» Document extract
Content starts

Today’s installment of campaign-related news items that wouldn’t generate a post of their own, but may be of interest to political observers:
* Barack Obama has been trading shots for a few weeks with the Clintons, but that doesn’t mean the senator has any ill will towards the former president. In an interview with Time magazine, Obama said he’d offer the former president a job in his administration “in a second,” adding, “There are few more talented people.”
* There’s no reason to believe it was anything but an informal chat, but meetings like this tend to raise eyebrows: “New York may be Sen. Hillary Clinton’s home turf – but the man in charge, Mayor Mike Bloomberg, met this morning with Barack Obama, one of her chief rivals for the Democratic presidential nomination. The pair sat down for coffee and eggs in midtown Manhattan…. The mayor might be a billionaire, but Obama still paid, and left a big tip — almost 60 percent.”
* Rudy Giuliani’s latest ad makes a variety of claims about New York City before and during his tenure as mayor. As it turns out, many of those claims aren’t true.
* John Edwards went into detail yesterday, explaining the mechanism through which he would require health insurance mandates for Americans. Paul Krugman is impressed (he calls Edwards’ approach a “terrific idea”); Kevin Drum isn’t (he says it’s “an albatross and substantively it’s meaningless. It’s just a mistake all around.”).

Content ends

» Data excerpts
Content starts

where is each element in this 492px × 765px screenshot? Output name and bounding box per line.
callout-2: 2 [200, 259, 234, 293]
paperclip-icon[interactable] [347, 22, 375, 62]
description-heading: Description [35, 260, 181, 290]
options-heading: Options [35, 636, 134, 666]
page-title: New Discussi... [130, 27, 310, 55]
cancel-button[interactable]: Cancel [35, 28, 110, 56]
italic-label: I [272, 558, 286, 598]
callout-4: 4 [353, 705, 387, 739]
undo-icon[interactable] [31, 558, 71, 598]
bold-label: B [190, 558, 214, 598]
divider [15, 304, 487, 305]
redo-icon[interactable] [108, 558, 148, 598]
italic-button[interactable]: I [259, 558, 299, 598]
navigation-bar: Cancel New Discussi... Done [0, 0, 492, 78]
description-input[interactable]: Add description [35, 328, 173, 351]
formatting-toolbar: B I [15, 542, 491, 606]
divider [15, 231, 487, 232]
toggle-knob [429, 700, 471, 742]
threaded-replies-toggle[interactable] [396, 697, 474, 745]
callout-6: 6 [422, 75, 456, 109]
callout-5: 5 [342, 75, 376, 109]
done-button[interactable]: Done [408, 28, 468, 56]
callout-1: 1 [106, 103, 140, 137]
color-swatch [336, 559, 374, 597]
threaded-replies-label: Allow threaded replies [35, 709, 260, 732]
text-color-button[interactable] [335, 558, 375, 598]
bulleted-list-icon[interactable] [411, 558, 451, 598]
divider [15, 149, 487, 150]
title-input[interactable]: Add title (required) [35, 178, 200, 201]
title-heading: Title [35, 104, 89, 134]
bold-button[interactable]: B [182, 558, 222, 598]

Content ends

» Task prompt
Resume the campaign news roundup after its final item about John Edwards's health insurance mandates, keeping the same bulleted format and tone.

» Exercise response
* Speaking of health care, Krugman thinks highly of Edwards’ proposal, but forcefully rejects Obama’s policy.
* New York Daily News: “Democratic White House hopeful Hillary Clinton made a rare visit to an evangelical megachurch Thursday to burnish her image with the religious right. Clinton took pains to quote scripture, invoke her White House prayer group and recall her devout Christian upbringing during a speech to 1,000 attendees of the Global Summit on AIDS at California’s nationally influential Saddleback Church. ”
* Already lowering expectations? “‘It would be nice if Romney won,’ said Doug Gross, the 2002 GOP nominee for governor and a member of Romney’s Iowa campaign, according to the Los Angeles Times. ‘If he finishes in the top two, he’s fine.'”
* I think everyone saw this one coming: “Louisiana GOP state Treasurer John Kennedy announced Thursday he will challenge Sen. Mary Landrieu, who is considered the most vulnerable Democratic senator up for reelection in 2008. In a statement on his website, Kennedy, who switched parties in August, said he would file the necessary paperwork to run for the Senate. He said he would run an aggressive campaign on how he would help move Louisiana forward ‘in tandem with our new reform leadership in Baton Rouge.'”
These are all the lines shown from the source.